Prompt: Across the listing below, how many lines hold "title"? Reply with the number by itself.

:::

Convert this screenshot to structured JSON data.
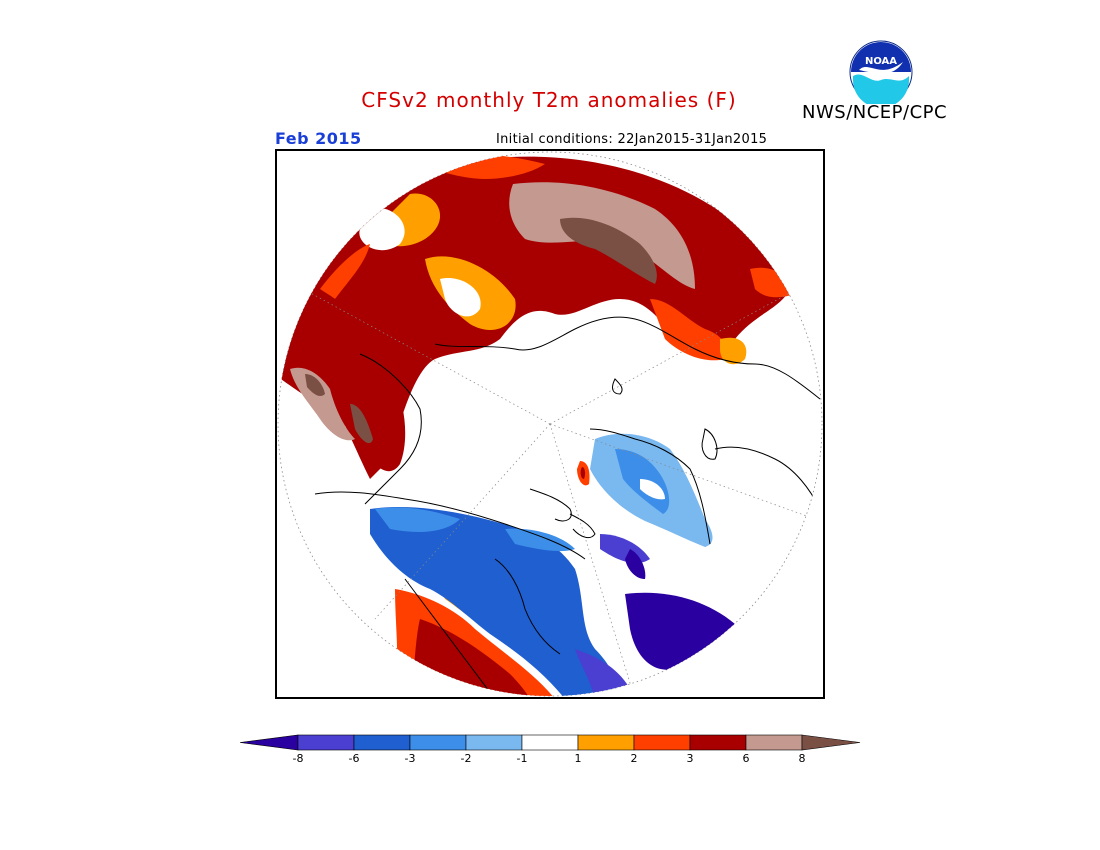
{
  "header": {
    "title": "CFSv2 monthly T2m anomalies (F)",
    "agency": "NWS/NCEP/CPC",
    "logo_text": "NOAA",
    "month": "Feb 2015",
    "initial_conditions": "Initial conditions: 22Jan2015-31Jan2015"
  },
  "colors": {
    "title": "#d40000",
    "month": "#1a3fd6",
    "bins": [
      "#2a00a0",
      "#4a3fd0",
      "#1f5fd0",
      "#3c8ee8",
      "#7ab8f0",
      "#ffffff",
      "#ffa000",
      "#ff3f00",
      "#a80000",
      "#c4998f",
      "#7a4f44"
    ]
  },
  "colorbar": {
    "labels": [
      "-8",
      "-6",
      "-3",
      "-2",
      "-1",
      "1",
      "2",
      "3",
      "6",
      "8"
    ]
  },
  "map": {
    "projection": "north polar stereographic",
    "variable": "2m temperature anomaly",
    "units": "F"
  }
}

:::

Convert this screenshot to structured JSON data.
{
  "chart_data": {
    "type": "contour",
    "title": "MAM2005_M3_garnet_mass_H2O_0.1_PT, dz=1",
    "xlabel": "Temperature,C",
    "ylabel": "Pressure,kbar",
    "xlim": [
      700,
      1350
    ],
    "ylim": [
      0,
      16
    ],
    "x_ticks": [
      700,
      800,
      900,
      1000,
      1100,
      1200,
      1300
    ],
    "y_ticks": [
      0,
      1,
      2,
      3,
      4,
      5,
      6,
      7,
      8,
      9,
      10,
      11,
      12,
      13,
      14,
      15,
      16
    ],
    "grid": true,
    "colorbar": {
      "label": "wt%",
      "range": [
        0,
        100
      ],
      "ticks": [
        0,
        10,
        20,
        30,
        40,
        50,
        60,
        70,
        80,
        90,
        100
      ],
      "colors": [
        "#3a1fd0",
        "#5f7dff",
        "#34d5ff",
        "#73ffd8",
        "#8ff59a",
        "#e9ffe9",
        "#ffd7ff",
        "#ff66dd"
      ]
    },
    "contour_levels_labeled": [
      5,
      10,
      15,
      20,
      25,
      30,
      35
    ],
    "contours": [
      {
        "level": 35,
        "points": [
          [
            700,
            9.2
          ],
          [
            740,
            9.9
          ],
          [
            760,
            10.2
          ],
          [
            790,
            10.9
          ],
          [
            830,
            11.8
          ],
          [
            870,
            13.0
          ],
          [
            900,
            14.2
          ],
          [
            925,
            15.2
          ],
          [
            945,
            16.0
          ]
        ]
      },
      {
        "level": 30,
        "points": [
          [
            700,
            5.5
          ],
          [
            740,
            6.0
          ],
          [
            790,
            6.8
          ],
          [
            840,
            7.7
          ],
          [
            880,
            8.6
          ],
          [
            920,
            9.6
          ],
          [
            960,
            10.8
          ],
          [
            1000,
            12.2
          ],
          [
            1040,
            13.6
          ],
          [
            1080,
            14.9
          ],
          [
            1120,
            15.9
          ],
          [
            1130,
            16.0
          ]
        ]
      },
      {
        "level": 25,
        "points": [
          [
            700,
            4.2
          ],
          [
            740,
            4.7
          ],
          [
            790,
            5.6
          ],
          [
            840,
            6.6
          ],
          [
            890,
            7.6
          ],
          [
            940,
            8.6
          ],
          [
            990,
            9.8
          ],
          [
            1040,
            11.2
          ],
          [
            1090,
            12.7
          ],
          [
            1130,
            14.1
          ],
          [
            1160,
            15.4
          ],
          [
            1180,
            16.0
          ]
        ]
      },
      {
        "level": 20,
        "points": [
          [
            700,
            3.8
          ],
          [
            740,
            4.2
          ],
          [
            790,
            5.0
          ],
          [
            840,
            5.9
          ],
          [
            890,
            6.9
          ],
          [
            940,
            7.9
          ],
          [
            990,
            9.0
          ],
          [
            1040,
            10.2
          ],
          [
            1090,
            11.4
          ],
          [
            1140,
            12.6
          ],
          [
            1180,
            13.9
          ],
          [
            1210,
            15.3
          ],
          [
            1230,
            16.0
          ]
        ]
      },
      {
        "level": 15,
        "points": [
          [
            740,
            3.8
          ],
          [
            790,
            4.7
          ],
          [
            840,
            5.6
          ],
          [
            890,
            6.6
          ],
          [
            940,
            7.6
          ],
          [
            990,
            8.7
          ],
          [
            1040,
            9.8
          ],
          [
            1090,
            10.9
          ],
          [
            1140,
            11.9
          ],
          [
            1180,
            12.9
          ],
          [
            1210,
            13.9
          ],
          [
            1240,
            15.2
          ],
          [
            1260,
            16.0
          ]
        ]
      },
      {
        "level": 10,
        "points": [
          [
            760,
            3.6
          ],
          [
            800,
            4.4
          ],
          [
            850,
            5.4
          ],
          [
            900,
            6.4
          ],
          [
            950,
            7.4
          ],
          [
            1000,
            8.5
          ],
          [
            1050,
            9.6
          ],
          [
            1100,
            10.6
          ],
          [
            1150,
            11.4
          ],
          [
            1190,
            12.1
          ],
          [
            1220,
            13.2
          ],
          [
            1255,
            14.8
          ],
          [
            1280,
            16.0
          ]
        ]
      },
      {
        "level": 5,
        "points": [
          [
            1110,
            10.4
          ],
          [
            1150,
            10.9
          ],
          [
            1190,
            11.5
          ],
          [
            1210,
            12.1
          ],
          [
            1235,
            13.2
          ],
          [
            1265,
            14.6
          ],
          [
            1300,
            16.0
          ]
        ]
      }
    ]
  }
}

:::

Task output: 3